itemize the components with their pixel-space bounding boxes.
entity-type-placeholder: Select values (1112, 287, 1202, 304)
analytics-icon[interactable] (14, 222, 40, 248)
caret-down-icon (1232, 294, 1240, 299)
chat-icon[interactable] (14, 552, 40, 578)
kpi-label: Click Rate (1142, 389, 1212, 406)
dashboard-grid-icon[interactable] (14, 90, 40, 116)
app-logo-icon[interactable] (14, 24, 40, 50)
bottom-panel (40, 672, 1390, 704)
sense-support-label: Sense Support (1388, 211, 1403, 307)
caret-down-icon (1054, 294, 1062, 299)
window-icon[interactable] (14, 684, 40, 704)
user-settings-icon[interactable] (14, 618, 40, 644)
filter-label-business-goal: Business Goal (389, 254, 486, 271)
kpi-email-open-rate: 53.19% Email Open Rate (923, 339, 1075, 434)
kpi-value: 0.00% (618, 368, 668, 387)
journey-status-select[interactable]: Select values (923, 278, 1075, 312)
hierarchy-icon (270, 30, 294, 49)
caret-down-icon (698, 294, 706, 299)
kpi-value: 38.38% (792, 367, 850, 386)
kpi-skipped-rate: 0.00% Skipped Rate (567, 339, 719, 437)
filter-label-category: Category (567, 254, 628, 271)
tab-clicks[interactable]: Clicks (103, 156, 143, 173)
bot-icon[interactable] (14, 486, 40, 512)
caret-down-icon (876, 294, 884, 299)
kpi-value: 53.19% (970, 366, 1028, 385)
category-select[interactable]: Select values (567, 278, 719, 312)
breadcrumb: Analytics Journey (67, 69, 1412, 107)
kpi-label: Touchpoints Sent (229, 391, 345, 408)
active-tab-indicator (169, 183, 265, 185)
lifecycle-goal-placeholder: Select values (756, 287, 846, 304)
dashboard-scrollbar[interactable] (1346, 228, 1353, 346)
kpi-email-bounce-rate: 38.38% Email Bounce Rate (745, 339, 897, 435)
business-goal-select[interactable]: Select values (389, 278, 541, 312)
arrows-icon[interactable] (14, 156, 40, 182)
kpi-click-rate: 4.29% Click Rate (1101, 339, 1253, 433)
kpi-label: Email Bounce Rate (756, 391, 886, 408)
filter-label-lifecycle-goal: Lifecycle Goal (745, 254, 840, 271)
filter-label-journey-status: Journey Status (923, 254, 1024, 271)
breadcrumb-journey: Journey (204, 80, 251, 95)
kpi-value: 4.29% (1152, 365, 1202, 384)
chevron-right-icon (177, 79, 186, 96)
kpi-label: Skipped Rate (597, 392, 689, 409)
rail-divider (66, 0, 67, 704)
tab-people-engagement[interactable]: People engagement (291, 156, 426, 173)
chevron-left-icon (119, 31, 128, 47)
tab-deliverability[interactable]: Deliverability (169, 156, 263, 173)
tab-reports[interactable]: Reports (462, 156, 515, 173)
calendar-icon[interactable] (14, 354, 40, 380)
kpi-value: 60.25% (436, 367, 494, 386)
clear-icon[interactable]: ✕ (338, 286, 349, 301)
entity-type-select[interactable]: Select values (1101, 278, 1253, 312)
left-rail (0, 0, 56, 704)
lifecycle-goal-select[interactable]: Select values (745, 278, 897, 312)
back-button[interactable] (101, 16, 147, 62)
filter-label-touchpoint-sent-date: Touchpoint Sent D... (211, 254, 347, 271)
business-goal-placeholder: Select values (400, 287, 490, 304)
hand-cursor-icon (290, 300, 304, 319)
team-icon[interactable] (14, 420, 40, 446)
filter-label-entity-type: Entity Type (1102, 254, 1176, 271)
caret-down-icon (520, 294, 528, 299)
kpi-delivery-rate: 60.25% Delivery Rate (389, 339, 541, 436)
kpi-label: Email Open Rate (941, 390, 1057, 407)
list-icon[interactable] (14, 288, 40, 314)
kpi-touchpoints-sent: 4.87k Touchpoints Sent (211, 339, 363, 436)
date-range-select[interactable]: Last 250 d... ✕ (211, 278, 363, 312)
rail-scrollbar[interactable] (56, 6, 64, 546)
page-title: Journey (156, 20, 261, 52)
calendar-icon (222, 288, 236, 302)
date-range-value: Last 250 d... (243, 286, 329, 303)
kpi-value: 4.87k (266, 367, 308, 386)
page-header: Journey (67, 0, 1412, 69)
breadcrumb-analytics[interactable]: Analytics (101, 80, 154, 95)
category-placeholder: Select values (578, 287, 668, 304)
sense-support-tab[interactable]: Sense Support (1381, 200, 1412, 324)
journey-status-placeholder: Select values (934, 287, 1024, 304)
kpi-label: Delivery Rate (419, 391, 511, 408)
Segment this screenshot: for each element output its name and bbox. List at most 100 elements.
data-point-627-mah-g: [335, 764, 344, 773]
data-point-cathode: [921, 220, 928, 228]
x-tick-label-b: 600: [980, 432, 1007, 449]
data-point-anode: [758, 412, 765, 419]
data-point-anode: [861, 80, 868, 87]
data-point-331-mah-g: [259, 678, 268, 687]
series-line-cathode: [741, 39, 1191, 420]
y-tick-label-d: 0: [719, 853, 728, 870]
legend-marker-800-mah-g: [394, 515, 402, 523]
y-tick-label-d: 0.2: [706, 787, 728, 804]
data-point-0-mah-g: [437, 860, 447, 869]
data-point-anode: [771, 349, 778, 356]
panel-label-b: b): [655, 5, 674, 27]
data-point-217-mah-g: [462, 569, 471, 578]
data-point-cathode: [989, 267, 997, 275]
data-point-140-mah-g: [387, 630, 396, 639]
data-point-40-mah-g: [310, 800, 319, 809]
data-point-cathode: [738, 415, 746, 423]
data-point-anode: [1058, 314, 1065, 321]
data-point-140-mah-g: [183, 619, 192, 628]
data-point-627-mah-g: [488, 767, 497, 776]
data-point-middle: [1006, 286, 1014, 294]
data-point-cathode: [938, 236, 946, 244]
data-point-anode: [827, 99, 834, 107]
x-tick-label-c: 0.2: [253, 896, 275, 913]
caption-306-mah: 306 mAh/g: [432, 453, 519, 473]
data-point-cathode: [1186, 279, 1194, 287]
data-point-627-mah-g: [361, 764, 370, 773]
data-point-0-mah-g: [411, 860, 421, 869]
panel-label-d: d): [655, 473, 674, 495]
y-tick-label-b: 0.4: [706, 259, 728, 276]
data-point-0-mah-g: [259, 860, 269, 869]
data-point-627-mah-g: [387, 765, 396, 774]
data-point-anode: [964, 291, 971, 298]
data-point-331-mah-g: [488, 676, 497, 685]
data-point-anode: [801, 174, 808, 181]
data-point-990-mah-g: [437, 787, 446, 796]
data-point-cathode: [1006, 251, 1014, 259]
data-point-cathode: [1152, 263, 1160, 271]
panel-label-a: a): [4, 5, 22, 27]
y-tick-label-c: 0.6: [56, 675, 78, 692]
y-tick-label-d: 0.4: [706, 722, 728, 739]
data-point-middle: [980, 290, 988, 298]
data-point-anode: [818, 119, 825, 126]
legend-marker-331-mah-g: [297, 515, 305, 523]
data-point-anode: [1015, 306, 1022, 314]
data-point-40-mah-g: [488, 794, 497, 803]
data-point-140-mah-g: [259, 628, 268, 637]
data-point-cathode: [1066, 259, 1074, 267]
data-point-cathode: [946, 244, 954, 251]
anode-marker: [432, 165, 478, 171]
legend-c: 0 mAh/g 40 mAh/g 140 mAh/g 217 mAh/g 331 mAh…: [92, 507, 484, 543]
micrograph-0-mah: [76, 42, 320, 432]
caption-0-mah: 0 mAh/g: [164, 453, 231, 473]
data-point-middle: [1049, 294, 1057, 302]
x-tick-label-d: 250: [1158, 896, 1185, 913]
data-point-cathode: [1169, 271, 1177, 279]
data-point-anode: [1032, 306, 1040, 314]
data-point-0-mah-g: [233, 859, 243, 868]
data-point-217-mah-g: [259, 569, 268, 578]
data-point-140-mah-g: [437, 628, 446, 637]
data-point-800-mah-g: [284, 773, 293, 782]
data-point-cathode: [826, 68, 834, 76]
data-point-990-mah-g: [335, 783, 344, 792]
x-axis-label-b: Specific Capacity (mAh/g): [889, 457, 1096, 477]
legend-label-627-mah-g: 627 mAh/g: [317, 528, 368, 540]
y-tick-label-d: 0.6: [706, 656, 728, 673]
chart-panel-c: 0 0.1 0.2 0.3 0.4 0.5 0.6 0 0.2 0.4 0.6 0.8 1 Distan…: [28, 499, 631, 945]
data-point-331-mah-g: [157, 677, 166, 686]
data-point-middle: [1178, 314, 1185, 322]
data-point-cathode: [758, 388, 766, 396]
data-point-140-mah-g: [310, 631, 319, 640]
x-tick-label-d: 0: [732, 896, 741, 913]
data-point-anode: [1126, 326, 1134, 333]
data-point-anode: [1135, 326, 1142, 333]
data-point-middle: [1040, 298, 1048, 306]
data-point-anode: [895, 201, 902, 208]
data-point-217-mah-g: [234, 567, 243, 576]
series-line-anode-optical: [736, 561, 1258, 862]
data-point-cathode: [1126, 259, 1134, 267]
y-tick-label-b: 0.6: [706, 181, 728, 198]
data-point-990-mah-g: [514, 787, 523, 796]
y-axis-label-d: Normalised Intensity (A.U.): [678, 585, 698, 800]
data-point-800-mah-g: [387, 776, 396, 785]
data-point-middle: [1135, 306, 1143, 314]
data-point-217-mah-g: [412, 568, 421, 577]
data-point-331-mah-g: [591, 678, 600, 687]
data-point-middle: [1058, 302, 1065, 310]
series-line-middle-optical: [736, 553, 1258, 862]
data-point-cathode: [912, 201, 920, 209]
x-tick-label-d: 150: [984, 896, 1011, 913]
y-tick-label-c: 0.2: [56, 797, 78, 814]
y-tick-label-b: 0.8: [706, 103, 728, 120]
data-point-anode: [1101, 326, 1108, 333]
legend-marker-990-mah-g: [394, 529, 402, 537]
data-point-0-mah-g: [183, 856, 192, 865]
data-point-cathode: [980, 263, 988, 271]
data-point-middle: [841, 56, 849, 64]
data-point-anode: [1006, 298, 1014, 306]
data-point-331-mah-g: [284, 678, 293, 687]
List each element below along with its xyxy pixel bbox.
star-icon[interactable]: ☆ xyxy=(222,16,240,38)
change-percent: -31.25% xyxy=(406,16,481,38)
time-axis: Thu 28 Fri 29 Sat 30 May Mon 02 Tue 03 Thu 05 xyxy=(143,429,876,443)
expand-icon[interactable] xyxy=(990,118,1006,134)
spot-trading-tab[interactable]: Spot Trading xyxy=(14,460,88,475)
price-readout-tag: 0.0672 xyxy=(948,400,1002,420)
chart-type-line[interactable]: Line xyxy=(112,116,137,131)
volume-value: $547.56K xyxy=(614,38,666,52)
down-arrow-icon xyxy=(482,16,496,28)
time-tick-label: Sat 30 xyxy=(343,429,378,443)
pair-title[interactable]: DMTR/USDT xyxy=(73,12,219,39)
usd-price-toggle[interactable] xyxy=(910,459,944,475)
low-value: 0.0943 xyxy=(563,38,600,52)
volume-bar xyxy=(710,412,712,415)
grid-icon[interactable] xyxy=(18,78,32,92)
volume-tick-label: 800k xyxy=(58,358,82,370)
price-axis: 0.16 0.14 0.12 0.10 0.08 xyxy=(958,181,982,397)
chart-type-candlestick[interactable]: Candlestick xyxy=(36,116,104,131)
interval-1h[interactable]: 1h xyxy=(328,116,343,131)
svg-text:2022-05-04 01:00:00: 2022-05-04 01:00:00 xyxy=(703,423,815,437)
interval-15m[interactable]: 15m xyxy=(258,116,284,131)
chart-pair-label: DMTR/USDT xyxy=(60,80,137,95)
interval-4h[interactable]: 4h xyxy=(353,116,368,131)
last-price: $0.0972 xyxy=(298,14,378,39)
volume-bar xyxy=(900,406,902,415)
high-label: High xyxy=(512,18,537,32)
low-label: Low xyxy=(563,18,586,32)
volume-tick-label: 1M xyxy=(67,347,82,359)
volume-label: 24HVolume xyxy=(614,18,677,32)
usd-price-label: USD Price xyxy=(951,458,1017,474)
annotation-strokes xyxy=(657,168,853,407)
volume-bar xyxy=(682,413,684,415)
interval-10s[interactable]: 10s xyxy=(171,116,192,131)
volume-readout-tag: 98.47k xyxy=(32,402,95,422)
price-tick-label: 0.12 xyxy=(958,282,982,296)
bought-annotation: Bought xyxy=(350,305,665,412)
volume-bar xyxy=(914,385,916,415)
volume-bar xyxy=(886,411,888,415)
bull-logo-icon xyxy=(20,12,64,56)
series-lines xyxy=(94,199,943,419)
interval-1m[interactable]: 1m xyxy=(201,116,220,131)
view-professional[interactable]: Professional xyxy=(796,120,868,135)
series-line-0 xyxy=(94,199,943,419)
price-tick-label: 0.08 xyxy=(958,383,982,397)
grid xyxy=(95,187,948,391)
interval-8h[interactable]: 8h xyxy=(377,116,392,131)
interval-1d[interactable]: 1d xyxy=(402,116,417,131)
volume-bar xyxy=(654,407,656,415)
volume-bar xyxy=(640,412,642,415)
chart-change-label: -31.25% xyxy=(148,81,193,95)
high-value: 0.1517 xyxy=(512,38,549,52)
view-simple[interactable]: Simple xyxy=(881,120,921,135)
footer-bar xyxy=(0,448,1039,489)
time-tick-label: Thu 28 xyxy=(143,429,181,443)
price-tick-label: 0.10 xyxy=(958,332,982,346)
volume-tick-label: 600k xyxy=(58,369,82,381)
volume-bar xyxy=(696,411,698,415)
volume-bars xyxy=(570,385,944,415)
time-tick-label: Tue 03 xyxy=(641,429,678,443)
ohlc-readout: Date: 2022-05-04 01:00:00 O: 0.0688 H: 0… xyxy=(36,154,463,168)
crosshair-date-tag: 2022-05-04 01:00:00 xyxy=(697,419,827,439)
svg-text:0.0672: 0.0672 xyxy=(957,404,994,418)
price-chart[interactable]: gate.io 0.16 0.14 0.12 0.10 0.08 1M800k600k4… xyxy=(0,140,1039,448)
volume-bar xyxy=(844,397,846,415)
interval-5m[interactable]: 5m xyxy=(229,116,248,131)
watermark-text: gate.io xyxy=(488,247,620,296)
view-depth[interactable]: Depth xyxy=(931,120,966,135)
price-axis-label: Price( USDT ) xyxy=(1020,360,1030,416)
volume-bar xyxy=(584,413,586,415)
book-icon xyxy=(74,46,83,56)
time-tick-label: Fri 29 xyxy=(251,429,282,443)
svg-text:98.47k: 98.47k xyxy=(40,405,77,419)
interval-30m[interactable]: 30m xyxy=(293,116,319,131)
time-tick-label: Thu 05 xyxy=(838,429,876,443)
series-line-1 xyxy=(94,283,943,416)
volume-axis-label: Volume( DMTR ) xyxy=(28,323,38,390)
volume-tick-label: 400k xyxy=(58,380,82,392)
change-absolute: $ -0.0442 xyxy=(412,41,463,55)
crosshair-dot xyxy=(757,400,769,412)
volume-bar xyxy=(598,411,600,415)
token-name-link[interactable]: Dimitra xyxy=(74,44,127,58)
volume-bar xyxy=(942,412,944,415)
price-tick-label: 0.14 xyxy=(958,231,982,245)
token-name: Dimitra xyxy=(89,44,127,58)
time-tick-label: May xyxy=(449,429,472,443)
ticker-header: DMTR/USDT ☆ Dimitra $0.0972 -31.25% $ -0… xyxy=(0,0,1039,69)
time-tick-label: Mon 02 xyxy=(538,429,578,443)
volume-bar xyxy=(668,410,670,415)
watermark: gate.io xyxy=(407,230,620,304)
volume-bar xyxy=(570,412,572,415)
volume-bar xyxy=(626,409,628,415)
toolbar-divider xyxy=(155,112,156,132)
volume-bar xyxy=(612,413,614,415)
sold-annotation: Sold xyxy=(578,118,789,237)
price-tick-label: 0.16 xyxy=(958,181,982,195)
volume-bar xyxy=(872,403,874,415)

▶ [Challenge] Could you copy out, unchanged, every line of the records above, from the first one through the line containing "rail-divider (66, 0, 67, 704)", including that line?

▶ [Written reply]
itemize the components with their pixel-space bounding boxes.
entity-type-placeholder: Select values (1112, 287, 1202, 304)
analytics-icon[interactable] (14, 222, 40, 248)
caret-down-icon (1232, 294, 1240, 299)
chat-icon[interactable] (14, 552, 40, 578)
kpi-label: Click Rate (1142, 389, 1212, 406)
dashboard-grid-icon[interactable] (14, 90, 40, 116)
app-logo-icon[interactable] (14, 24, 40, 50)
bottom-panel (40, 672, 1390, 704)
sense-support-label: Sense Support (1388, 211, 1403, 307)
caret-down-icon (1054, 294, 1062, 299)
window-icon[interactable] (14, 684, 40, 704)
user-settings-icon[interactable] (14, 618, 40, 644)
filter-label-business-goal: Business Goal (389, 254, 486, 271)
kpi-email-open-rate: 53.19% Email Open Rate (923, 339, 1075, 434)
kpi-value: 0.00% (618, 368, 668, 387)
journey-status-select[interactable]: Select values (923, 278, 1075, 312)
hierarchy-icon (270, 30, 294, 49)
caret-down-icon (698, 294, 706, 299)
kpi-value: 38.38% (792, 367, 850, 386)
kpi-skipped-rate: 0.00% Skipped Rate (567, 339, 719, 437)
filter-label-category: Category (567, 254, 628, 271)
tab-clicks[interactable]: Clicks (103, 156, 143, 173)
bot-icon[interactable] (14, 486, 40, 512)
caret-down-icon (876, 294, 884, 299)
kpi-value: 53.19% (970, 366, 1028, 385)
category-select[interactable]: Select values (567, 278, 719, 312)
breadcrumb: Analytics Journey (67, 69, 1412, 107)
kpi-label: Touchpoints Sent (229, 391, 345, 408)
active-tab-indicator (169, 183, 265, 185)
lifecycle-goal-placeholder: Select values (756, 287, 846, 304)
dashboard-scrollbar[interactable] (1346, 228, 1353, 346)
kpi-email-bounce-rate: 38.38% Email Bounce Rate (745, 339, 897, 435)
business-goal-select[interactable]: Select values (389, 278, 541, 312)
arrows-icon[interactable] (14, 156, 40, 182)
kpi-click-rate: 4.29% Click Rate (1101, 339, 1253, 433)
kpi-label: Email Bounce Rate (756, 391, 886, 408)
filter-label-lifecycle-goal: Lifecycle Goal (745, 254, 840, 271)
filter-label-journey-status: Journey Status (923, 254, 1024, 271)
breadcrumb-journey: Journey (204, 80, 251, 95)
kpi-value: 4.29% (1152, 365, 1202, 384)
chevron-right-icon (177, 79, 186, 96)
kpi-label: Skipped Rate (597, 392, 689, 409)
rail-divider (66, 0, 67, 704)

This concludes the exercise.